#### AIM:
Restate each of the lines given below, word for word.
## Begin TASK INPUT
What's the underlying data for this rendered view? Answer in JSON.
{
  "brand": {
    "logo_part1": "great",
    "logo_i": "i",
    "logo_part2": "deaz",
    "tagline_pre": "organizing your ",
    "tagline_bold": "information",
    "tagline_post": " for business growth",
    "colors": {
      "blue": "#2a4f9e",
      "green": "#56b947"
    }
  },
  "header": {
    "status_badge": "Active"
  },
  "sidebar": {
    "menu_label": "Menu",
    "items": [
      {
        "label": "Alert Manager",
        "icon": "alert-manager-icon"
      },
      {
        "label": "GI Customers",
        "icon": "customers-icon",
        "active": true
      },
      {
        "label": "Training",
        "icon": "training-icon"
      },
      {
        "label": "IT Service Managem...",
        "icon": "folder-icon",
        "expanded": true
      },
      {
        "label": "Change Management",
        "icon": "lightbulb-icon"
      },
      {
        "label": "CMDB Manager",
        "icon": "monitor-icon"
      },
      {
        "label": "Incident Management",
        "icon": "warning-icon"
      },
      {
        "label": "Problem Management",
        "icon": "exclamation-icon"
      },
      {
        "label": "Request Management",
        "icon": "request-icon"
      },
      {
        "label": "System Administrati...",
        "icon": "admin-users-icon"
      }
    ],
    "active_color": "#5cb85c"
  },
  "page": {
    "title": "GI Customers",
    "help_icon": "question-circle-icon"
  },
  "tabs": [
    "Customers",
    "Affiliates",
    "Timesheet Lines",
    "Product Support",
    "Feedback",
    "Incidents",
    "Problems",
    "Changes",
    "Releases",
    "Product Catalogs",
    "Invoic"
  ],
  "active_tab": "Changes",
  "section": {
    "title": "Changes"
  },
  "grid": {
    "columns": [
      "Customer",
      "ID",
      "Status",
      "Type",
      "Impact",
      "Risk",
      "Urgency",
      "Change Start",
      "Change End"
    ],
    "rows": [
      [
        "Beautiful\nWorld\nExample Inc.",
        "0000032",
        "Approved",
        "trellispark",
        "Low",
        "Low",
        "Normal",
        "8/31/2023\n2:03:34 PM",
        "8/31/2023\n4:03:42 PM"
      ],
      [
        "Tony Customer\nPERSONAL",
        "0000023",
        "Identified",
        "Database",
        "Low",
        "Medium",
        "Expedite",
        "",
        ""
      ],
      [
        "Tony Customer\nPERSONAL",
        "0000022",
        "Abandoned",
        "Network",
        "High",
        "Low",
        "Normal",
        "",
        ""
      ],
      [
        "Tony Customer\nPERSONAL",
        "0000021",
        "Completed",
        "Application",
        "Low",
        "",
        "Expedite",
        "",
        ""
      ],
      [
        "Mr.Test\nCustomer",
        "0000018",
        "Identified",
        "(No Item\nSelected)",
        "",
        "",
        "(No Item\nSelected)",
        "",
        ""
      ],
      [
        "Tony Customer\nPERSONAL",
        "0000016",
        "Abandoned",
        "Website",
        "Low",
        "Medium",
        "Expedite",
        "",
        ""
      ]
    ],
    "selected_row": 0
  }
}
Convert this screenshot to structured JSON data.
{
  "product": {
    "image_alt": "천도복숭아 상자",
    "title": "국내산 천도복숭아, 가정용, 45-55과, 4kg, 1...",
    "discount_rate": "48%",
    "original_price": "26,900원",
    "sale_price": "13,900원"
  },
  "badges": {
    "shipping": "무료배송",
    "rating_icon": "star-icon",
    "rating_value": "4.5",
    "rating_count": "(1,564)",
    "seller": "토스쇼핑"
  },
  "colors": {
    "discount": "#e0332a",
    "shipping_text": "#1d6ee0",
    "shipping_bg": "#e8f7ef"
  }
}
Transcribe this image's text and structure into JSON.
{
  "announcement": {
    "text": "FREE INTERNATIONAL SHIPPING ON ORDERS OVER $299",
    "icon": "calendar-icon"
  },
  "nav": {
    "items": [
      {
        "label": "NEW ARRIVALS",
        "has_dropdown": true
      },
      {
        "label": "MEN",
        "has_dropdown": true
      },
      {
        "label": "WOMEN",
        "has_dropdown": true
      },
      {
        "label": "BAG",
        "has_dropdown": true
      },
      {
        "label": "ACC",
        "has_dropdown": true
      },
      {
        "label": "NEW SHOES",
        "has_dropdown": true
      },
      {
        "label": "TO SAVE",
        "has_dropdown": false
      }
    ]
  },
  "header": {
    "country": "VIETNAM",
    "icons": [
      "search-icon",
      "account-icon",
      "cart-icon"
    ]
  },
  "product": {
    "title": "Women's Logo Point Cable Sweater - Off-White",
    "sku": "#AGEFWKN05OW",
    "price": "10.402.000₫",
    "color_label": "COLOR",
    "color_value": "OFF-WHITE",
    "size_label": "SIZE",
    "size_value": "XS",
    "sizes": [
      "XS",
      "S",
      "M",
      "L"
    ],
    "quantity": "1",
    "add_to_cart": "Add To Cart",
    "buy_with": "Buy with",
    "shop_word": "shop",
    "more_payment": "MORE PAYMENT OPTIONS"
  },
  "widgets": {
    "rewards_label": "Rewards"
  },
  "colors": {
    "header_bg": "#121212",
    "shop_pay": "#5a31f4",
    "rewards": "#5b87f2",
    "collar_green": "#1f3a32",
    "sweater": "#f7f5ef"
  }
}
## End TASK INPUT
#### CORRECT RESPONSE:
What's the underlying data for this rendered view? Answer in JSON.
{
  "brand": {
    "logo_part1": "great",
    "logo_i": "i",
    "logo_part2": "deaz",
    "tagline_pre": "organizing your ",
    "tagline_bold": "information",
    "tagline_post": " for business growth",
    "colors": {
      "blue": "#2a4f9e",
      "green": "#56b947"
    }
  },
  "header": {
    "status_badge": "Active"
  },
  "sidebar": {
    "menu_label": "Menu",
    "items": [
      {
        "label": "Alert Manager",
        "icon": "alert-manager-icon"
      },
      {
        "label": "GI Customers",
        "icon": "customers-icon",
        "active": true
      },
      {
        "label": "Training",
        "icon": "training-icon"
      },
      {
        "label": "IT Service Managem...",
        "icon": "folder-icon",
        "expanded": true
      },
      {
        "label": "Change Management",
        "icon": "lightbulb-icon"
      },
      {
        "label": "CMDB Manager",
        "icon": "monitor-icon"
      },
      {
        "label": "Incident Management",
        "icon": "warning-icon"
      },
      {
        "label": "Problem Management",
        "icon": "exclamation-icon"
      },
      {
        "label": "Request Management",
        "icon": "request-icon"
      },
      {
        "label": "System Administrati...",
        "icon": "admin-users-icon"
      }
    ],
    "active_color": "#5cb85c"
  },
  "page": {
    "title": "GI Customers",
    "help_icon": "question-circle-icon"
  },
  "tabs": [
    "Customers",
    "Affiliates",
    "Timesheet Lines",
    "Product Support",
    "Feedback",
    "Incidents",
    "Problems",
    "Changes",
    "Releases",
    "Product Catalogs",
    "Invoic"
  ],
  "active_tab": "Changes",
  "section": {
    "title": "Changes"
  },
  "grid": {
    "columns": [
      "Customer",
      "ID",
      "Status",
      "Type",
      "Impact",
      "Risk",
      "Urgency",
      "Change Start",
      "Change End"
    ],
    "rows": [
      [
        "Beautiful\nWorld\nExample Inc.",
        "0000032",
        "Approved",
        "trellispark",
        "Low",
        "Low",
        "Normal",
        "8/31/2023\n2:03:34 PM",
        "8/31/2023\n4:03:42 PM"
      ],
      [
        "Tony Customer\nPERSONAL",
        "0000023",
        "Identified",
        "Database",
        "Low",
        "Medium",
        "Expedite",
        "",
        ""
      ],
      [
        "Tony Customer\nPERSONAL",
        "0000022",
        "Abandoned",
        "Network",
        "High",
        "Low",
        "Normal",
        "",
        ""
      ],
      [
        "Tony Customer\nPERSONAL",
        "0000021",
        "Completed",
        "Application",
        "Low",
        "",
        "Expedite",
        "",
        ""
      ],
      [
        "Mr.Test\nCustomer",
        "0000018",
        "Identified",
        "(No Item\nSelected)",
        "",
        "",
        "(No Item\nSelected)",
        "",
        ""
      ],
      [
        "Tony Customer\nPERSONAL",
        "0000016",
        "Abandoned",
        "Website",
        "Low",
        "Medium",
        "Expedite",
        "",
        ""
      ]
    ],
    "selected_row": 0
  }
}
Convert this screenshot to structured JSON data.
{
  "product": {
    "image_alt": "천도복숭아 상자",
    "title": "국내산 천도복숭아, 가정용, 45-55과, 4kg, 1...",
    "discount_rate": "48%",
    "original_price": "26,900원",
    "sale_price": "13,900원"
  },
  "badges": {
    "shipping": "무료배송",
    "rating_icon": "star-icon",
    "rating_value": "4.5",
    "rating_count": "(1,564)",
    "seller": "토스쇼핑"
  },
  "colors": {
    "discount": "#e0332a",
    "shipping_text": "#1d6ee0",
    "shipping_bg": "#e8f7ef"
  }
}
Transcribe this image's text and structure into JSON.
{
  "announcement": {
    "text": "FREE INTERNATIONAL SHIPPING ON ORDERS OVER $299",
    "icon": "calendar-icon"
  },
  "nav": {
    "items": [
      {
        "label": "NEW ARRIVALS",
        "has_dropdown": true
      },
      {
        "label": "MEN",
        "has_dropdown": true
      },
      {
        "label": "WOMEN",
        "has_dropdown": true
      },
      {
        "label": "BAG",
        "has_dropdown": true
      },
      {
        "label": "ACC",
        "has_dropdown": true
      },
      {
        "label": "NEW SHOES",
        "has_dropdown": true
      },
      {
        "label": "TO SAVE",
        "has_dropdown": false
      }
    ]
  },
  "header": {
    "country": "VIETNAM",
    "icons": [
      "search-icon",
      "account-icon",
      "cart-icon"
    ]
  },
  "product": {
    "title": "Women's Logo Point Cable Sweater - Off-White",
    "sku": "#AGEFWKN05OW",
    "price": "10.402.000₫",
    "color_label": "COLOR",
    "color_value": "OFF-WHITE",
    "size_label": "SIZE",
    "size_value": "XS",
    "sizes": [
      "XS",
      "S",
      "M",
      "L"
    ],
    "quantity": "1",
    "add_to_cart": "Add To Cart",
    "buy_with": "Buy with",
    "shop_word": "shop",
    "more_payment": "MORE PAYMENT OPTIONS"
  },
  "widgets": {
    "rewards_label": "Rewards"
  },
  "colors": {
    "header_bg": "#121212",
    "shop_pay": "#5a31f4",
    "rewards": "#5b87f2",
    "collar_green": "#1f3a32",
    "sweater": "#f7f5ef"
  }
}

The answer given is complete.